The data:
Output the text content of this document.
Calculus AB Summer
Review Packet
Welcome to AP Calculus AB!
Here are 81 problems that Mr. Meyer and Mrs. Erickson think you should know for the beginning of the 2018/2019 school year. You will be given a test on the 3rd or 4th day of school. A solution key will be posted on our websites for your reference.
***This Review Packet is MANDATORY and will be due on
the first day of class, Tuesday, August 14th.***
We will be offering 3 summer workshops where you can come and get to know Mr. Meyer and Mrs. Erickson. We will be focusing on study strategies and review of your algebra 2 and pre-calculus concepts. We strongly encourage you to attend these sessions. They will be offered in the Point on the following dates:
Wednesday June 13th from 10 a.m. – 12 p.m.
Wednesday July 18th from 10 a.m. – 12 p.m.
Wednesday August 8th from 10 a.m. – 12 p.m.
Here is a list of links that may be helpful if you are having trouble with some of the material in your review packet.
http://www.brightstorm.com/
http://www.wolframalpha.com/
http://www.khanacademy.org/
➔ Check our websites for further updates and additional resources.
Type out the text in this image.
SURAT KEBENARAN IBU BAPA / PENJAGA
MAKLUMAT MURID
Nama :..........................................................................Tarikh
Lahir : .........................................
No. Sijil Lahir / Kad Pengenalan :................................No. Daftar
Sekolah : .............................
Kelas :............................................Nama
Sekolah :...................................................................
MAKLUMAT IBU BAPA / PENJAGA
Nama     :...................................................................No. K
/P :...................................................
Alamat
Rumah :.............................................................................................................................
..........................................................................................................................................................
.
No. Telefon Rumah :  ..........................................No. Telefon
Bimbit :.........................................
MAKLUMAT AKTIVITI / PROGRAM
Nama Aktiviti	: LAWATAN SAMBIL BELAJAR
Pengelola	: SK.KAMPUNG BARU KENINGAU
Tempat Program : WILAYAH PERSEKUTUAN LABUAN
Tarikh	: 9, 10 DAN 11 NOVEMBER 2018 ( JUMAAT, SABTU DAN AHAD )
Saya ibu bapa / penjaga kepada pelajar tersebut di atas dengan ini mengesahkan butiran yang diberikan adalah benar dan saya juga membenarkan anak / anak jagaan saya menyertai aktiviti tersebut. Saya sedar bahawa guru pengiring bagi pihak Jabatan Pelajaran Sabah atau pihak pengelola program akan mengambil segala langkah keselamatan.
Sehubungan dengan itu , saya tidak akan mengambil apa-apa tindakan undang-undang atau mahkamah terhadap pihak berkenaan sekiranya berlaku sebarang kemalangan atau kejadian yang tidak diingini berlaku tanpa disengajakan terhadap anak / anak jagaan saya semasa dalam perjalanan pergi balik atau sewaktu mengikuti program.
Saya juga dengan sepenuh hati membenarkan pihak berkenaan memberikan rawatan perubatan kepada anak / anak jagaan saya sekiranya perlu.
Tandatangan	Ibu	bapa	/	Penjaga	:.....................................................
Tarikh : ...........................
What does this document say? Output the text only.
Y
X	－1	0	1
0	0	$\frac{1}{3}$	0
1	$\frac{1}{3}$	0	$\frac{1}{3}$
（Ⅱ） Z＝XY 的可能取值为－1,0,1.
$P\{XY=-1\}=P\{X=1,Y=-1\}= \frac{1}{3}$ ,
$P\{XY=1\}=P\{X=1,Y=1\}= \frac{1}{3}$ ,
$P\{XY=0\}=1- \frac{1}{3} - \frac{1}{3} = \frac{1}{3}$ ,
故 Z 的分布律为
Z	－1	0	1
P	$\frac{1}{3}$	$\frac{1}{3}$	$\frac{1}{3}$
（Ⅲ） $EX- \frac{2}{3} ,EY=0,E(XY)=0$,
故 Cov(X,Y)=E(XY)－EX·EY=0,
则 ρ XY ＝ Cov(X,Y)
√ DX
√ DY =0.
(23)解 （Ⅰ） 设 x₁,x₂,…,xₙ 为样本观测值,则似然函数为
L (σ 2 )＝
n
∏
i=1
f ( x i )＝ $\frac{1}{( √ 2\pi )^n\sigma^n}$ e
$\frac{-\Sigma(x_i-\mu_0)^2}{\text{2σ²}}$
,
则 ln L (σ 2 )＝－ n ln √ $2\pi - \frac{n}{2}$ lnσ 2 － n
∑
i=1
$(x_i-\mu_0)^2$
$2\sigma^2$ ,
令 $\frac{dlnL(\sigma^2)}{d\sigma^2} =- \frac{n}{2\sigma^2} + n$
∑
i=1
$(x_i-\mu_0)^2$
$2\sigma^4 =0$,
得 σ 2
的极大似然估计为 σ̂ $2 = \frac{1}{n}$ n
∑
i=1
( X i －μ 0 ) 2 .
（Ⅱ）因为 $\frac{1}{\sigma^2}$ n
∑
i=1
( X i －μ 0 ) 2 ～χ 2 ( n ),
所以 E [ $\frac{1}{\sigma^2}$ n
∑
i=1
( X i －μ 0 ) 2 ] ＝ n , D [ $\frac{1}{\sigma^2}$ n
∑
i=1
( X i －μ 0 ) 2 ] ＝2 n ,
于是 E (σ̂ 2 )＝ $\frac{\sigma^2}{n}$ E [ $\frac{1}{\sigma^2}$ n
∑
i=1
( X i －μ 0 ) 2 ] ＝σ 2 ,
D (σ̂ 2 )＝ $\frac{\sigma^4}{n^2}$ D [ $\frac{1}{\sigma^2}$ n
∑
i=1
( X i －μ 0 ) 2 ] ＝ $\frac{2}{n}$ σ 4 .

Stated problem: How many of these lines contain "Lahir"? Write only the number.

Answer to the task: 2